• YOUR INSTRUCTIONS
Omit the pictures, please, and give each record below again exactly.
--------------------
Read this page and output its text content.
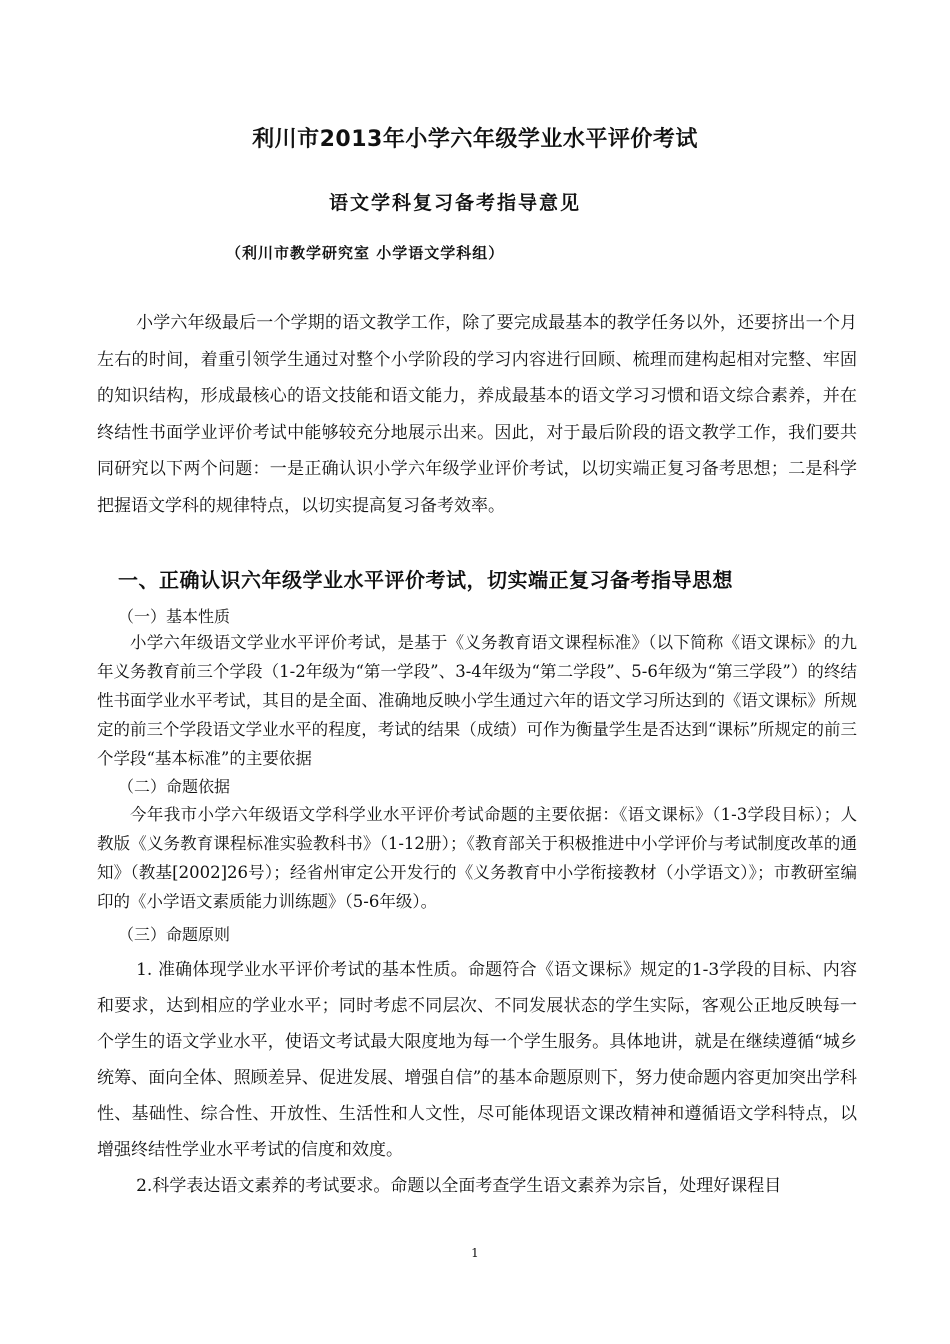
利川市2013年小学六年级学业水平评价考试
语文学科复习备考指导意见
（利川市教学研究室 小学语文学科组）

小学六年级最后一个学期的语文教学工作，除了要完成最基本的教学任务以外，还要挤出一个月左右的时间，着重引领学生通过对整个小学阶段的学习内容进行回顾、梳理而建构起相对完整、牢固的知识结构，形成最核心的语文技能和语文能力，养成最基本的语文学习习惯和语文综合素养，并在终结性书面学业评价考试中能够较充分地展示出来。因此，对于最后阶段的语文教学工作，我们要共同研究以下两个问题：一是正确认识小学六年级学业评价考试，以切实端正复习备考思想；二是科学把握语文学科的规律特点，以切实提高复习备考效率。

一、正确认识六年级学业水平评价考试，切实端正复习备考指导思想
（一）基本性质

小学六年级语文学业水平评价考试，是基于《义务教育语文课程标准》（以下简称《语文课标》的九年义务教育前三个学段（1-2年级为“第一学段”、3-4年级为“第二学段”、5-6年级为“第三学段”）的终结性书面学业水平考试，其目的是全面、准确地反映小学生通过六年的语文学习所达到的《语文课标》所规定的前三个学段语文学业水平的程度，考试的结果（成绩）可作为衡量学生是否达到“课标”所规定的前三个学段“基本标准”的主要依据

（二）命题依据

今年我市小学六年级语文学科学业水平评价考试命题的主要依据：《语文课标》（1-3学段目标）；人教版《义务教育课程标准实验教科书》（1-12册）；《教育部关于积极推进中小学评价与考试制度改革的通知》（教基[2002]26号）；经省州审定公开发行的《义务教育中小学衔接教材（小学语文）》；市教研室编印的《小学语文素质能力训练题》（5-6年级）。

（三）命题原则

1. 准确体现学业水平评价考试的基本性质。命题符合《语文课标》规定的1-3学段的目标、内容和要求，达到相应的学业水平；同时考虑不同层次、不同发展状态的学生实际，客观公正地反映每一个学生的语文学业水平，使语文考试最大限度地为每一个学生服务。具体地讲，就是在继续遵循“城乡统筹、面向全体、照顾差异、促进发展、增强自信”的基本命题原则下，努力使命题内容更加突出学科性、基础性、综合性、开放性、生活性和人文性，尽可能体现语文课改精神和遵循语文学科特点，以增强终结性学业水平考试的信度和效度。

2.科学表达语文素养的考试要求。命题以全面考查学生语文素养为宗旨，处理好课程目

1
--------------------
• CORRECT RESULT
Read this page and output its text content.
利川市2013年小学六年级学业水平评价考试
语文学科复习备考指导意见
（利川市教学研究室 小学语文学科组）

小学六年级最后一个学期的语文教学工作，除了要完成最基本的教学任务以外，还要挤出一个月左右的时间，着重引领学生通过对整个小学阶段的学习内容进行回顾、梳理而建构起相对完整、牢固的知识结构，形成最核心的语文技能和语文能力，养成最基本的语文学习习惯和语文综合素养，并在终结性书面学业评价考试中能够较充分地展示出来。因此，对于最后阶段的语文教学工作，我们要共同研究以下两个问题：一是正确认识小学六年级学业评价考试，以切实端正复习备考思想；二是科学把握语文学科的规律特点，以切实提高复习备考效率。

一、正确认识六年级学业水平评价考试，切实端正复习备考指导思想
（一）基本性质

小学六年级语文学业水平评价考试，是基于《义务教育语文课程标准》（以下简称《语文课标》的九年义务教育前三个学段（1-2年级为“第一学段”、3-4年级为“第二学段”、5-6年级为“第三学段”）的终结性书面学业水平考试，其目的是全面、准确地反映小学生通过六年的语文学习所达到的《语文课标》所规定的前三个学段语文学业水平的程度，考试的结果（成绩）可作为衡量学生是否达到“课标”所规定的前三个学段“基本标准”的主要依据

（二）命题依据

今年我市小学六年级语文学科学业水平评价考试命题的主要依据：《语文课标》（1-3学段目标）；人教版《义务教育课程标准实验教科书》（1-12册）；《教育部关于积极推进中小学评价与考试制度改革的通知》（教基[2002]26号）；经省州审定公开发行的《义务教育中小学衔接教材（小学语文）》；市教研室编印的《小学语文素质能力训练题》（5-6年级）。

（三）命题原则

1. 准确体现学业水平评价考试的基本性质。命题符合《语文课标》规定的1-3学段的目标、内容和要求，达到相应的学业水平；同时考虑不同层次、不同发展状态的学生实际，客观公正地反映每一个学生的语文学业水平，使语文考试最大限度地为每一个学生服务。具体地讲，就是在继续遵循“城乡统筹、面向全体、照顾差异、促进发展、增强自信”的基本命题原则下，努力使命题内容更加突出学科性、基础性、综合性、开放性、生活性和人文性，尽可能体现语文课改精神和遵循语文学科特点，以增强终结性学业水平考试的信度和效度。

2.科学表达语文素养的考试要求。命题以全面考查学生语文素养为宗旨，处理好课程目

1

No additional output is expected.